The request:
Give back the full listing verbatim, apart from its images.
++++ Dataset extract ++++
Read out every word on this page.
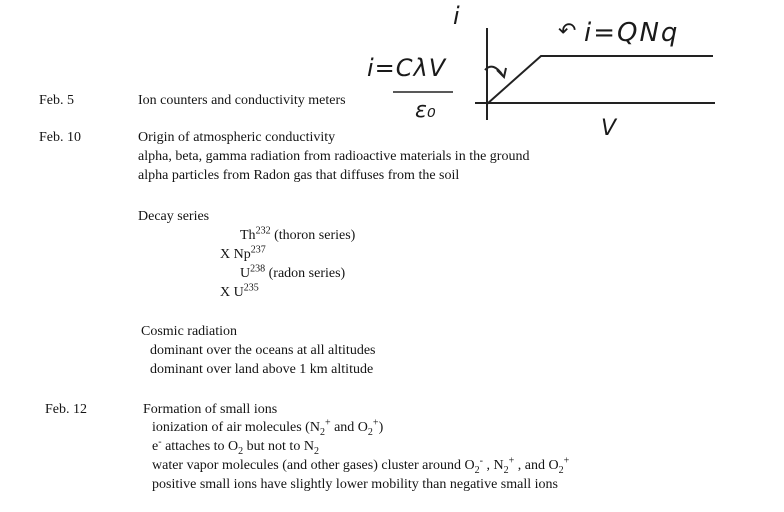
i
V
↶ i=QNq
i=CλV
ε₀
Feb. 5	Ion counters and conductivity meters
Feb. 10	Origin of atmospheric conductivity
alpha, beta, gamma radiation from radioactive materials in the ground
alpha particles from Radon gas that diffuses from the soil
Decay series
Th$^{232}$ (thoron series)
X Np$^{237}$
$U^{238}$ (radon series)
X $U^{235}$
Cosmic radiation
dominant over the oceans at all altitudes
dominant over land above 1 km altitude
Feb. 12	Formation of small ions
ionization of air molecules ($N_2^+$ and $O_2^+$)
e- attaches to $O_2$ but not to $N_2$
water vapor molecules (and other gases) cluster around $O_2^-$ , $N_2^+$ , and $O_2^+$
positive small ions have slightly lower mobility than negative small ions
++++
Final result:
Read out every word on this page.
i
V
↶ i=QNq
i=CλV
ε₀
Feb. 5	Ion counters and conductivity meters
Feb. 10	Origin of atmospheric conductivity
alpha, beta, gamma radiation from radioactive materials in the ground
alpha particles from Radon gas that diffuses from the soil
Decay series
Th$^{232}$ (thoron series)
X Np$^{237}$
$U^{238}$ (radon series)
X $U^{235}$
Cosmic radiation
dominant over the oceans at all altitudes
dominant over land above 1 km altitude
Feb. 12	Formation of small ions
ionization of air molecules ($N_2^+$ and $O_2^+$)
e- attaches to $O_2$ but not to $N_2$
water vapor molecules (and other gases) cluster around $O_2^-$ , $N_2^+$ , and $O_2^+$
positive small ions have slightly lower mobility than negative small ions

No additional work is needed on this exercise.